#### To be done:
Extract every line that contains the string "this".

[Collected data entries]
================

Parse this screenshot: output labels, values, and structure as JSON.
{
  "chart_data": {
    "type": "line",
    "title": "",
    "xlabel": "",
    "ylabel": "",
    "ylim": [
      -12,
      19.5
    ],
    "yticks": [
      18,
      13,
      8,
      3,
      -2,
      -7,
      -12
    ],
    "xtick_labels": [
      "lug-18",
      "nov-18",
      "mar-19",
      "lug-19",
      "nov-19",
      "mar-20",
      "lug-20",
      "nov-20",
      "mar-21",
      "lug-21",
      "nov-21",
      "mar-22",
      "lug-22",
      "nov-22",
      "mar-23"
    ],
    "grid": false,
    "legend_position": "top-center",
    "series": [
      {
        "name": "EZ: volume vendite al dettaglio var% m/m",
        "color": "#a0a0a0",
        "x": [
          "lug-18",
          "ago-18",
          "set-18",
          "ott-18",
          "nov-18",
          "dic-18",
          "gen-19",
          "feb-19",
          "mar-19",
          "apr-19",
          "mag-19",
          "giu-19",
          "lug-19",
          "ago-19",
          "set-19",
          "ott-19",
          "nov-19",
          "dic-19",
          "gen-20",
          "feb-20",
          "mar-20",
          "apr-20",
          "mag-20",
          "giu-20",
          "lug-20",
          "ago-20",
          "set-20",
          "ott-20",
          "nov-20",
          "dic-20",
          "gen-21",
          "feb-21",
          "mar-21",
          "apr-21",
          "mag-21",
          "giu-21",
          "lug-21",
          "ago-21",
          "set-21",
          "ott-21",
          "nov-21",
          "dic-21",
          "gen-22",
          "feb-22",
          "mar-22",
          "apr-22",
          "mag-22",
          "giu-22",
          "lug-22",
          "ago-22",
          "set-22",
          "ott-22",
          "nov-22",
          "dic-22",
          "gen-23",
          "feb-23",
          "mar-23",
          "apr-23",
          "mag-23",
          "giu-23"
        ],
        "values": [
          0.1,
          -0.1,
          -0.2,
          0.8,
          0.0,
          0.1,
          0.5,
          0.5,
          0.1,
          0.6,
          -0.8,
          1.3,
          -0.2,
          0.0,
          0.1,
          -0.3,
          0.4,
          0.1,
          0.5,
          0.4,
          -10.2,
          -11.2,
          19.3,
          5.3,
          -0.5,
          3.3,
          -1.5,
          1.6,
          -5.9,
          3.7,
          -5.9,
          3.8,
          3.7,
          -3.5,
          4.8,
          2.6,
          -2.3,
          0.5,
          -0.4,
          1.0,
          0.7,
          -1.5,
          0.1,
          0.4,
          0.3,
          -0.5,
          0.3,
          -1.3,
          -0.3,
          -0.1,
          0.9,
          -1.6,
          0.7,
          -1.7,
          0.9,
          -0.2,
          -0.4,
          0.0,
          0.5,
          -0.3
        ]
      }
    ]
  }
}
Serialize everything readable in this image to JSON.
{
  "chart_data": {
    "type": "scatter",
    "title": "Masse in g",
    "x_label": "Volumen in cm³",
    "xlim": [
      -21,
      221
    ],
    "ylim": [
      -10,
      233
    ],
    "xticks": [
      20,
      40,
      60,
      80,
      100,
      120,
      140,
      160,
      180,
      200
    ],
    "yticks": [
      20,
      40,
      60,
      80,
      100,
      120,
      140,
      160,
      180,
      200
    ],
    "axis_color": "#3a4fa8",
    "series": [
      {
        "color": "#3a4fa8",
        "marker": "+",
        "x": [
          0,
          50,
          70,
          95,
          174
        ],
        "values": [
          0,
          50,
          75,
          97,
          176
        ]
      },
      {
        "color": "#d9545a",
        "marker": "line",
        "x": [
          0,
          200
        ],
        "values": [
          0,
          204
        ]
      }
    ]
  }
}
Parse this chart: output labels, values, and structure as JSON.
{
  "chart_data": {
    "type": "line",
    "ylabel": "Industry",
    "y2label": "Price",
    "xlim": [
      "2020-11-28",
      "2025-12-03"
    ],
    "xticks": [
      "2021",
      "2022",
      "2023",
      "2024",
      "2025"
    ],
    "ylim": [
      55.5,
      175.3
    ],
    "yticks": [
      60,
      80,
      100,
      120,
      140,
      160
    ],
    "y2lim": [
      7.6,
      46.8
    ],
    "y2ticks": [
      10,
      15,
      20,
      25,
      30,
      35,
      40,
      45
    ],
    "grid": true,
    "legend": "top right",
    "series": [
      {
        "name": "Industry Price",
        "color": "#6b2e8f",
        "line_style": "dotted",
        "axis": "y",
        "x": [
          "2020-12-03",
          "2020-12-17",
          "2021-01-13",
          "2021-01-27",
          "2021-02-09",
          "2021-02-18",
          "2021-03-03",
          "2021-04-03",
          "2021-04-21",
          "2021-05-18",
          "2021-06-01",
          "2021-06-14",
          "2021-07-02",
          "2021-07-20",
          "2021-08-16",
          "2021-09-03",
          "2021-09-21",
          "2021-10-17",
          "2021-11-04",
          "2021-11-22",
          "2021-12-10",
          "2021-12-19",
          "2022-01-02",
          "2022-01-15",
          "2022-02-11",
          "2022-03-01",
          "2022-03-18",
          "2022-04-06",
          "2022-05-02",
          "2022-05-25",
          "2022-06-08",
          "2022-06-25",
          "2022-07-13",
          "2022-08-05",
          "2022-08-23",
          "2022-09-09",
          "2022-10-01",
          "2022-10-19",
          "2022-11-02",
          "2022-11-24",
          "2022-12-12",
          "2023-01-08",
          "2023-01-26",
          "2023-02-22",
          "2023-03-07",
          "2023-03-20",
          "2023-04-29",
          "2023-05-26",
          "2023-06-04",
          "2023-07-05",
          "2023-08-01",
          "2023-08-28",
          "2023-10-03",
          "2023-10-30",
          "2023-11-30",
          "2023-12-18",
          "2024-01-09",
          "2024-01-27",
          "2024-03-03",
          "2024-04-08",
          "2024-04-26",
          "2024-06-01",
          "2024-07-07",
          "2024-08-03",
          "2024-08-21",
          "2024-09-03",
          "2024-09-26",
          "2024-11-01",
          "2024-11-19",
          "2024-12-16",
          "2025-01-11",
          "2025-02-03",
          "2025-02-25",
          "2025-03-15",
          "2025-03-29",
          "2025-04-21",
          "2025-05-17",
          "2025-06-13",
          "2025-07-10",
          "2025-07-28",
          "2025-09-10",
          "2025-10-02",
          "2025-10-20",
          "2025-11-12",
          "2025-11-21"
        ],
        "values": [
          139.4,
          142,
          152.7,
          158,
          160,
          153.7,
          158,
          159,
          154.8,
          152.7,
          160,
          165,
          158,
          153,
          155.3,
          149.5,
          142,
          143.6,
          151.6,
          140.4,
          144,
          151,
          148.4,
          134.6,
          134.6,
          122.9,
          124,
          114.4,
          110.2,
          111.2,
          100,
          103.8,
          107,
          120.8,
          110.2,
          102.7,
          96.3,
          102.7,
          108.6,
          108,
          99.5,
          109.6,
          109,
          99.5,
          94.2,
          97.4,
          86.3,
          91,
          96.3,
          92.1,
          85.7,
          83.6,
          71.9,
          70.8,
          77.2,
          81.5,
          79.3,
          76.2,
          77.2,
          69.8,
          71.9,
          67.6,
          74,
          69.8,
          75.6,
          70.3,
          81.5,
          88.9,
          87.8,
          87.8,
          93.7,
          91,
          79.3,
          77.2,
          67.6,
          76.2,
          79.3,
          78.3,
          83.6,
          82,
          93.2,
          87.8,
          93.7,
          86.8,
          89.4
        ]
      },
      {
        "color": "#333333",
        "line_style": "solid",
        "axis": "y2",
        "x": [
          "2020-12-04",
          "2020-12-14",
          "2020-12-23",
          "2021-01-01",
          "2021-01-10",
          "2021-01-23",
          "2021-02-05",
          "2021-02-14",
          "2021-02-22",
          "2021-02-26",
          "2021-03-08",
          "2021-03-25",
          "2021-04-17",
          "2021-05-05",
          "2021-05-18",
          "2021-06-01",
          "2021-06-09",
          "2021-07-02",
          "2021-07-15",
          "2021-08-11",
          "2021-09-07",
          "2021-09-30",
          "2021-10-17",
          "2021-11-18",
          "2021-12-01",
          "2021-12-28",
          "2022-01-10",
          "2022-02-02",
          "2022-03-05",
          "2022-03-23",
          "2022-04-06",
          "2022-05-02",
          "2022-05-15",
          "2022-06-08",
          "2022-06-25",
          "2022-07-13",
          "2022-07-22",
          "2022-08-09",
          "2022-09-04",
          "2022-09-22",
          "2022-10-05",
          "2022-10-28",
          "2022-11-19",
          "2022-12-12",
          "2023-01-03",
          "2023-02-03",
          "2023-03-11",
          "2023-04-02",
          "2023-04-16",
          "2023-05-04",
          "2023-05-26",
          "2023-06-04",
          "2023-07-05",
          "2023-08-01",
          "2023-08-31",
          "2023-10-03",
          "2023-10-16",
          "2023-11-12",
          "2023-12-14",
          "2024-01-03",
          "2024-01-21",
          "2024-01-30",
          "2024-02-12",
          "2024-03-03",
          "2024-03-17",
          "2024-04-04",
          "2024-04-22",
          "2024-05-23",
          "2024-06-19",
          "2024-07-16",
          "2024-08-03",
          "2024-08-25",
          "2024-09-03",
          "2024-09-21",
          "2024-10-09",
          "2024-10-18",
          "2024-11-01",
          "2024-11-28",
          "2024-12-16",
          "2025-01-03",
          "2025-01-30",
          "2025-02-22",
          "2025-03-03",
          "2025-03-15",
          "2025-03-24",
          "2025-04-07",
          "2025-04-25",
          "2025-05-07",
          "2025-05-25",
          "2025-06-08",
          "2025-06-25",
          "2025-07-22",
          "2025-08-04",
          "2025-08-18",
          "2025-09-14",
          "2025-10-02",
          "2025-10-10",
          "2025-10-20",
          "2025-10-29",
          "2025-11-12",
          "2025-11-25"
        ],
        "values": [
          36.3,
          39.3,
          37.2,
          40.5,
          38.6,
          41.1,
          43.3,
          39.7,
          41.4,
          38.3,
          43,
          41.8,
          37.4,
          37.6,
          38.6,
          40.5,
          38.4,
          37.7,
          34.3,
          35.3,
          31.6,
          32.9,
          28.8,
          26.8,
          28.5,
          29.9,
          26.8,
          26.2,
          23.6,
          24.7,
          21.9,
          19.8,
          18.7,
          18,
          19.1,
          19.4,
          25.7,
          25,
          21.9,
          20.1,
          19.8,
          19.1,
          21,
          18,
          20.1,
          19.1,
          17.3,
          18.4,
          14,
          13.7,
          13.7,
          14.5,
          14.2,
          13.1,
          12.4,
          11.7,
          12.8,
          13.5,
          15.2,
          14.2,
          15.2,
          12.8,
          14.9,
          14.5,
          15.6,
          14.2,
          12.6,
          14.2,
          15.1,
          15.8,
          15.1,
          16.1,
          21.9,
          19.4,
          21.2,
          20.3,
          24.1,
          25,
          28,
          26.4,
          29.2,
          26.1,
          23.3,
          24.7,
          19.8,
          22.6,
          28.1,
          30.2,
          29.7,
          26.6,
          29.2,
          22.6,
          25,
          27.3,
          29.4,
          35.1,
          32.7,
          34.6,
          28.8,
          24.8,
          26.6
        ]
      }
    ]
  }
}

================

#### Output below:
Parse this screenshot: output labels, values, and structure as JSON.
Serialize everything readable in this image to JSON.
Parse this chart: output labels, values, and structure as JSON.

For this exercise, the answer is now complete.